Data excerpts
****************

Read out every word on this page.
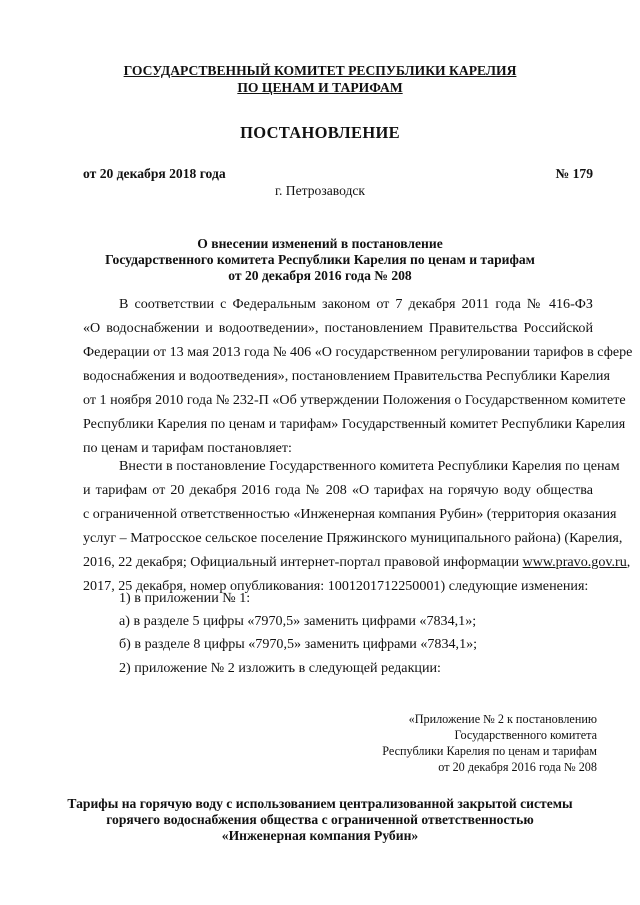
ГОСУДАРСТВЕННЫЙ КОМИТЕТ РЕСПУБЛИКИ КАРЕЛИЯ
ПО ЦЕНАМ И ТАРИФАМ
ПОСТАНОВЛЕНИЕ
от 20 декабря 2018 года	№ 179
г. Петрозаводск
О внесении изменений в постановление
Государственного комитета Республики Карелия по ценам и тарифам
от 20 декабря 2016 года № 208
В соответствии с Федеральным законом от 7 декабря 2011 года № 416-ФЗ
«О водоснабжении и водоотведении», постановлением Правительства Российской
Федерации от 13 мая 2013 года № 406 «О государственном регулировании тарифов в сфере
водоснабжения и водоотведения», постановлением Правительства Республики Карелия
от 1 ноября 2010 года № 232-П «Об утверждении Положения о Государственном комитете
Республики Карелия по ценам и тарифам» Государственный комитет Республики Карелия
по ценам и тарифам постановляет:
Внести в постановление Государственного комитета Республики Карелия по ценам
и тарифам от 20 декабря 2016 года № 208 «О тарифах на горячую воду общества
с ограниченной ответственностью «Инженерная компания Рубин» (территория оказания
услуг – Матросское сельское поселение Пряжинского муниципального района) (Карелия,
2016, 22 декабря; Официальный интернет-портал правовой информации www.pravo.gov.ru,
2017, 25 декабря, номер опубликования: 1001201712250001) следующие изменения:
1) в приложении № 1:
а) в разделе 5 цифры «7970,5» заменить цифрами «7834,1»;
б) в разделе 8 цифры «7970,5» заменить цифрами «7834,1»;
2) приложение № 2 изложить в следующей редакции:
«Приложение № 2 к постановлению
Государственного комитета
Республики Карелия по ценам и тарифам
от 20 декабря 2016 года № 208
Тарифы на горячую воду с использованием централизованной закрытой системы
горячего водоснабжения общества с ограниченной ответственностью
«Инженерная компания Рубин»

****************

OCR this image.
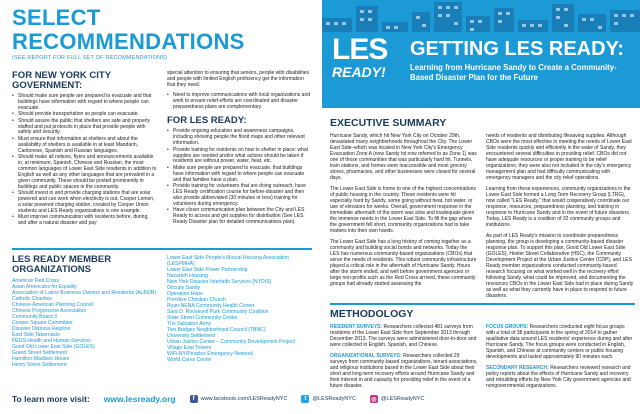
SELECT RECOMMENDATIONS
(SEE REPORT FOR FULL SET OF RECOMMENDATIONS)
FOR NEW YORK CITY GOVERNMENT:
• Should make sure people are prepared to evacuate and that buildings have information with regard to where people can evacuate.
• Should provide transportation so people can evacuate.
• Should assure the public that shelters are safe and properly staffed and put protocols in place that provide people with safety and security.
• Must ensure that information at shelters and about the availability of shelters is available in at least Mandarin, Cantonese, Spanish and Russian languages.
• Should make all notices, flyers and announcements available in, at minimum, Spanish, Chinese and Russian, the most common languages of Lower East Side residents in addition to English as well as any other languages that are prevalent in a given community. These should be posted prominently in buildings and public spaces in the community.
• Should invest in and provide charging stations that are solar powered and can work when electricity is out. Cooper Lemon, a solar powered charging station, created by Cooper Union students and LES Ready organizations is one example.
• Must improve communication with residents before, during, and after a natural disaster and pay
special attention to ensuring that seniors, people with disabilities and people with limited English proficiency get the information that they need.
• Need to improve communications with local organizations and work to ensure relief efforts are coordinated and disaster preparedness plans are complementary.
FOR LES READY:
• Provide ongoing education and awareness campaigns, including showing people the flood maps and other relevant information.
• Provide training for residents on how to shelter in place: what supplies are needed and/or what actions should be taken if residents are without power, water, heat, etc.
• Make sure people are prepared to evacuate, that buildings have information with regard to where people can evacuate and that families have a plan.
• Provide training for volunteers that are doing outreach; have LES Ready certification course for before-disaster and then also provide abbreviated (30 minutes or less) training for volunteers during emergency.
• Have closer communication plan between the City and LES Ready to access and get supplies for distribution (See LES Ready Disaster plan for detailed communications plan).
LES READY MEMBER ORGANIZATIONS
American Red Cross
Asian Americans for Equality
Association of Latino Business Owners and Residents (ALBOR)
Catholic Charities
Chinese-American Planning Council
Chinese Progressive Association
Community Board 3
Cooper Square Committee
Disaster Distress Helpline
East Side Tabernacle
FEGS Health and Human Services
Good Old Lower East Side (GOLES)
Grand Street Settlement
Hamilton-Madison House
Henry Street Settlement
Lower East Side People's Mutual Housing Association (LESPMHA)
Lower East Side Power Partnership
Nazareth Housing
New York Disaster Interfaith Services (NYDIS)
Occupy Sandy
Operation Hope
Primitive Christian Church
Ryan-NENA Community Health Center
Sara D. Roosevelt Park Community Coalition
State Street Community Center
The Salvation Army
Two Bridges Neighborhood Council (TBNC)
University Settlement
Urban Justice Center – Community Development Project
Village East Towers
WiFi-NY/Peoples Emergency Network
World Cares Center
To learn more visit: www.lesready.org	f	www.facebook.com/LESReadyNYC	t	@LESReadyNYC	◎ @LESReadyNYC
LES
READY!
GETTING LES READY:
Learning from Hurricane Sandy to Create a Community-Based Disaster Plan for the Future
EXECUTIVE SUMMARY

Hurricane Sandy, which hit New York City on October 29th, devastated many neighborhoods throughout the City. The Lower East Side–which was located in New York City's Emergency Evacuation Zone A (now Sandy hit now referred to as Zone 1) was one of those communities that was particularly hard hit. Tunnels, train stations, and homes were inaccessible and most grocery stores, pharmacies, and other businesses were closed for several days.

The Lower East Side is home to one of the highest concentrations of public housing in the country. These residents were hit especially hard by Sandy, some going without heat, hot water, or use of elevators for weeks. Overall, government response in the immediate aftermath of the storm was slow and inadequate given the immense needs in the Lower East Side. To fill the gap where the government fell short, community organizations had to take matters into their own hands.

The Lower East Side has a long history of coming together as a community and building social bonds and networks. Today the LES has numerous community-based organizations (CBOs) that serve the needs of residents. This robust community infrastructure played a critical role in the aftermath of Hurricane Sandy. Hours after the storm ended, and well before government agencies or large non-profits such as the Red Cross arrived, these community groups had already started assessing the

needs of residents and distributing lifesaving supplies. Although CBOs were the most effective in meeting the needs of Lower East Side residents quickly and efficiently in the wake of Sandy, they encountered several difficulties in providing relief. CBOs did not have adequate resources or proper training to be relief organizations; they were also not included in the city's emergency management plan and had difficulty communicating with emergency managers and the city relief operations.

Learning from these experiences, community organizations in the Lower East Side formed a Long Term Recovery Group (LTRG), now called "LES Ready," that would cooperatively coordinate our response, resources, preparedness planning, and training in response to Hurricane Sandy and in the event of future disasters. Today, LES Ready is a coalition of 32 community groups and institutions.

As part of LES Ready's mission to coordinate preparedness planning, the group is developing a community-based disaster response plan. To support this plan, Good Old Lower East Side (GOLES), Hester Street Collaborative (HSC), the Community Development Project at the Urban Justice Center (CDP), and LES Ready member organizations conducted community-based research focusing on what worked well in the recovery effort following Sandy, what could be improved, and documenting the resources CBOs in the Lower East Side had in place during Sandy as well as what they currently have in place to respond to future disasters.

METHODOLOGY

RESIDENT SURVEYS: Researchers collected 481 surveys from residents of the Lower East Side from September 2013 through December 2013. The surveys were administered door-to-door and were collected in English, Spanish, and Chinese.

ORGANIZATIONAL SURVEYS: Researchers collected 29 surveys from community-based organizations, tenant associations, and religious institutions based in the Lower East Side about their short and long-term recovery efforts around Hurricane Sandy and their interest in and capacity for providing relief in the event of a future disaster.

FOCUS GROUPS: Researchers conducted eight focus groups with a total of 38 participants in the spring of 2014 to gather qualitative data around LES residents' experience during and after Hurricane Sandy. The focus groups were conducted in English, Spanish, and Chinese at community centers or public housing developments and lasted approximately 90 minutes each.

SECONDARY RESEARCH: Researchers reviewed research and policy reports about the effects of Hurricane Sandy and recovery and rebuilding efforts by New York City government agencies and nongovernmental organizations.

****************

**AIM**
Whichever lines contain the string "года", select and copy them.

**SOLVED PROBLEM**
от 20 декабря 2018 года	№ 179
от 20 декабря 2016 года № 208
В соответствии с Федеральным законом от 7 декабря 2011 года № 416-ФЗ
Федерации от 13 мая 2013 года № 406 «О государственном регулировании тарифов в сфере
от 1 ноября 2010 года № 232-П «Об утверждении Положения о Государственном комитете
и тарифам от 20 декабря 2016 года № 208 «О тарифах на горячую воду общества
от 20 декабря 2016 года № 208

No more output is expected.